Exercise: Take every line from the listing below that includes "payment" and copy it.
>>>
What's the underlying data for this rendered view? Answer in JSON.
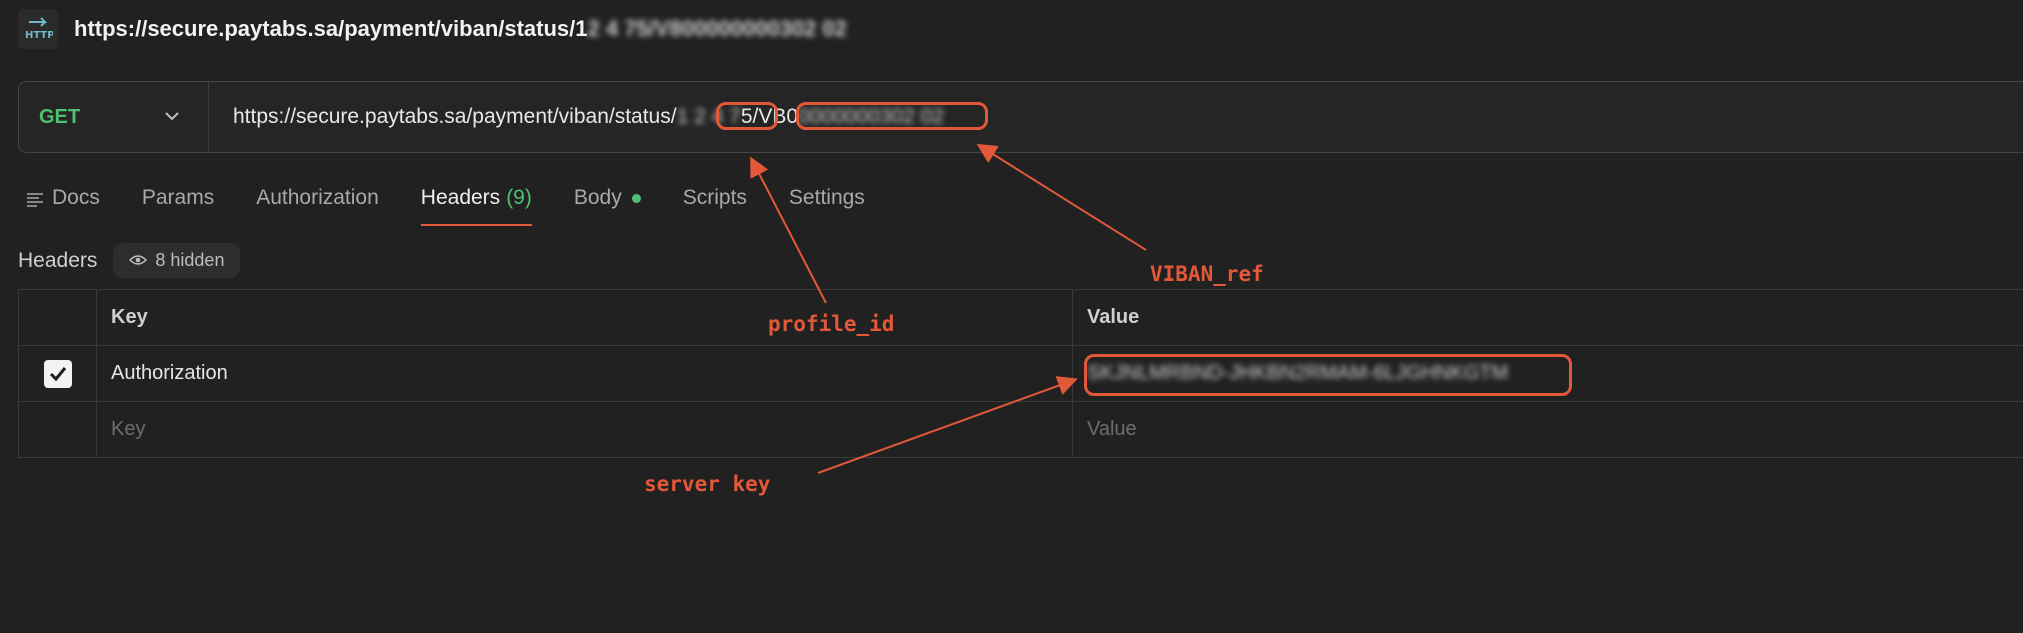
{
  "title": {
    "url_prefix": "https://secure.paytabs.sa/payment/viban/status/1",
    "url_blurred": "2 4 75/V800000000302 02"
  },
  "request": {
    "method": "GET",
    "url_prefix": "https://secure.paytabs.sa/payment/viban/status/",
    "profile_id_blurred": "1 2 4 7",
    "middle": "5/VB0",
    "viban_blurred": "0000000302 02"
  },
  "tabs": [
    {
      "label": "Docs"
    },
    {
      "label": "Params"
    },
    {
      "label": "Authorization"
    },
    {
      "label": "Headers",
      "count": "(9)"
    },
    {
      "label": "Body"
    },
    {
      "label": "Scripts"
    },
    {
      "label": "Settings"
    }
  ],
  "headers_section": {
    "label": "Headers",
    "hidden_badge": "8 hidden"
  },
  "table": {
    "columns": [
      "Key",
      "Value"
    ],
    "rows": [
      {
        "checked": true,
        "key": "Authorization",
        "value_blurred": "SKJNLMRBND-JHKBN2RMAM-6LJGHNKGTM"
      }
    ],
    "placeholder_key": "Key",
    "placeholder_value": "Value"
  },
  "annotations": {
    "profile_id": "profile_id",
    "viban_ref": "VIBAN_ref",
    "server_key": "server key"
  },
  "colors": {
    "accent": "#e4583a",
    "method_get": "#4fc071",
    "background": "#212121"
  },
  "icons": {
    "title": "http-request-icon",
    "method_dropdown": "chevron-down-icon",
    "docs": "docs-lines-icon",
    "hidden": "eye-icon",
    "check": "checkmark-icon"
  }
}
<<<
Full response:
    "url_prefix": "https://secure.paytabs.sa/payment/viban/status/1",
    "url_prefix": "https://secure.paytabs.sa/payment/viban/status/",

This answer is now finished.